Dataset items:
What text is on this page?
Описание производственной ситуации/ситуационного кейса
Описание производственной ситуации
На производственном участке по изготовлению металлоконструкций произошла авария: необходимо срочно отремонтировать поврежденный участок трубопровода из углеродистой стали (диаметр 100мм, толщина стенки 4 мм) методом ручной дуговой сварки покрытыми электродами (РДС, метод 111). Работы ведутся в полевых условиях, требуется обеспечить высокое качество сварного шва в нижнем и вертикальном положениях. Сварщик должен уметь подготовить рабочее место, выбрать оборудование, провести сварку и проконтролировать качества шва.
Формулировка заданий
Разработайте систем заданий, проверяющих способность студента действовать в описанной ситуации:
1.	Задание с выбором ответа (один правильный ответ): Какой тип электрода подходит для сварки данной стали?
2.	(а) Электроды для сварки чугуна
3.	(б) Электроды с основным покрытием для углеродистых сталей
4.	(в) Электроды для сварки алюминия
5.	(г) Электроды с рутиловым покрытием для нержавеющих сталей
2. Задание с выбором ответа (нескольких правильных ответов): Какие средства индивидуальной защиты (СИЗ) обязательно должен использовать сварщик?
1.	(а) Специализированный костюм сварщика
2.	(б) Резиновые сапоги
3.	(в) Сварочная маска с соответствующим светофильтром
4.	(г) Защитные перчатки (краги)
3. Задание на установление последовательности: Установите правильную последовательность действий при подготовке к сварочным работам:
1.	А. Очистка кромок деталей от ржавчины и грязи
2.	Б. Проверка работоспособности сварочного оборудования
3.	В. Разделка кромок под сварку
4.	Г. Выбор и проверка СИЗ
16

→ **STATED EXERCISE**:
Extract the entries above verbatim.

→ **WRITTEN REPLY**:
What text is on this page?
Описание производственной ситуации/ситуационного кейса
Описание производственной ситуации
На производственном участке по изготовлению металлоконструкций произошла авария: необходимо срочно отремонтировать поврежденный участок трубопровода из углеродистой стали (диаметр 100мм, толщина стенки 4 мм) методом ручной дуговой сварки покрытыми электродами (РДС, метод 111). Работы ведутся в полевых условиях, требуется обеспечить высокое качество сварного шва в нижнем и вертикальном положениях. Сварщик должен уметь подготовить рабочее место, выбрать оборудование, провести сварку и проконтролировать качества шва.
Формулировка заданий
Разработайте систем заданий, проверяющих способность студента действовать в описанной ситуации:
1.	Задание с выбором ответа (один правильный ответ): Какой тип электрода подходит для сварки данной стали?
2.	(а) Электроды для сварки чугуна
3.	(б) Электроды с основным покрытием для углеродистых сталей
4.	(в) Электроды для сварки алюминия
5.	(г) Электроды с рутиловым покрытием для нержавеющих сталей
2. Задание с выбором ответа (нескольких правильных ответов): Какие средства индивидуальной защиты (СИЗ) обязательно должен использовать сварщик?
1.	(а) Специализированный костюм сварщика
2.	(б) Резиновые сапоги
3.	(в) Сварочная маска с соответствующим светофильтром
4.	(г) Защитные перчатки (краги)
3. Задание на установление последовательности: Установите правильную последовательность действий при подготовке к сварочным работам:
1.	А. Очистка кромок деталей от ржавчины и грязи
2.	Б. Проверка работоспособности сварочного оборудования
3.	В. Разделка кромок под сварку
4.	Г. Выбор и проверка СИЗ
16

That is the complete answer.